### Given request
Filter the records below for the word "四个意识". Copy each line that holds it.

(Data extracted from a collection)
- - - -
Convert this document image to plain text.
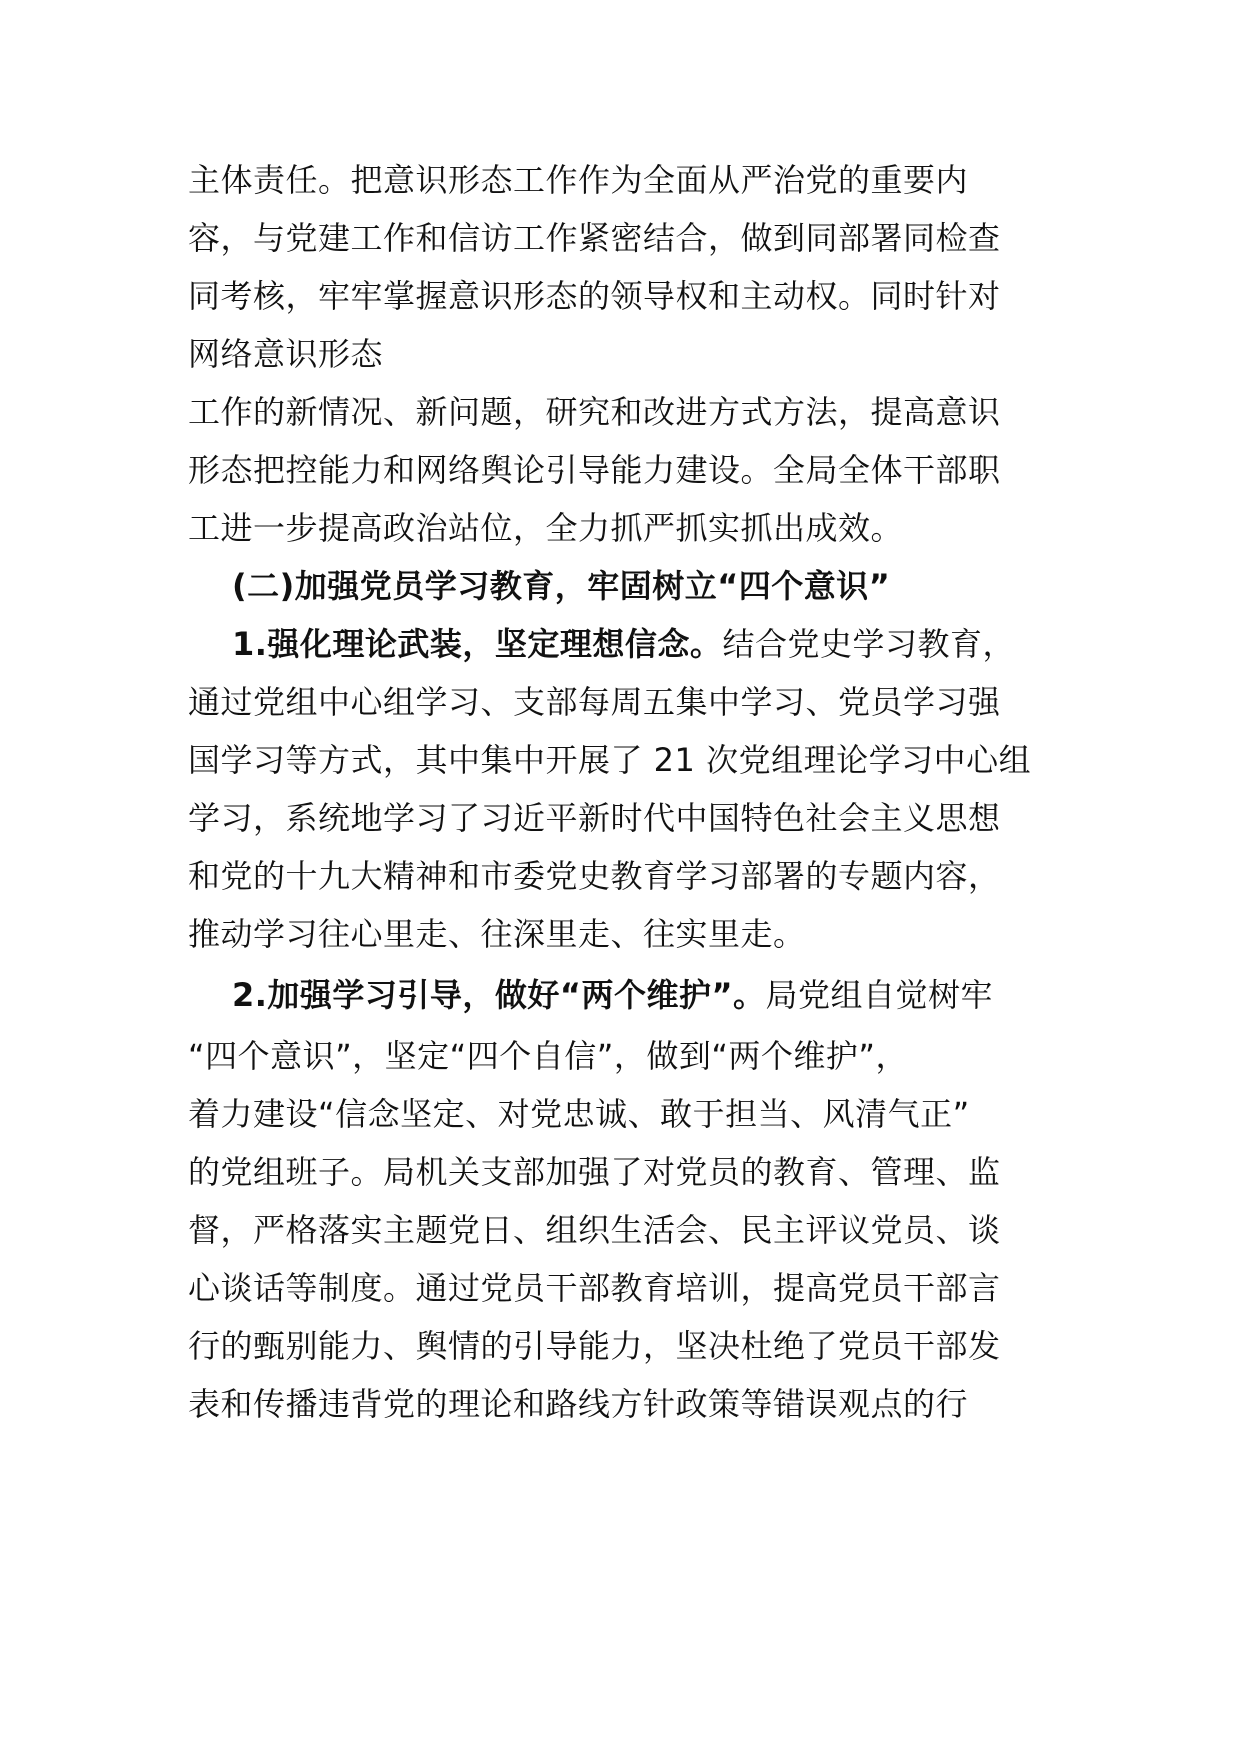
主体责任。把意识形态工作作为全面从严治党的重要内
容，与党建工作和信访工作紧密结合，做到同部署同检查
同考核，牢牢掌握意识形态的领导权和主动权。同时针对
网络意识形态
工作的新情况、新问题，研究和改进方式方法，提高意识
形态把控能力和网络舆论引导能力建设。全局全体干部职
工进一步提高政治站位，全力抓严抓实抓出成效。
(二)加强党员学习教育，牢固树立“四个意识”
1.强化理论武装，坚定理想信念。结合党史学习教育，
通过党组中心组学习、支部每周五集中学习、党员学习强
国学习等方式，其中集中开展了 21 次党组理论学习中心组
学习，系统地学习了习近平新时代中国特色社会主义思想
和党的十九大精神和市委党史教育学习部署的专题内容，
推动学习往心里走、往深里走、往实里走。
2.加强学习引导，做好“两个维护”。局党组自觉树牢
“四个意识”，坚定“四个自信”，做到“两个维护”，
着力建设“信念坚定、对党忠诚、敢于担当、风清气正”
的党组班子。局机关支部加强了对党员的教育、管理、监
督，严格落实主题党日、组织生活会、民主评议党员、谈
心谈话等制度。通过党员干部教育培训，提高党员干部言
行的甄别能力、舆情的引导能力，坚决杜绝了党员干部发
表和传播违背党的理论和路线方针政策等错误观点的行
- - - -
### Solution
(二)加强党员学习教育，牢固树立“四个意识”
“四个意识”，坚定“四个自信”，做到“两个维护”，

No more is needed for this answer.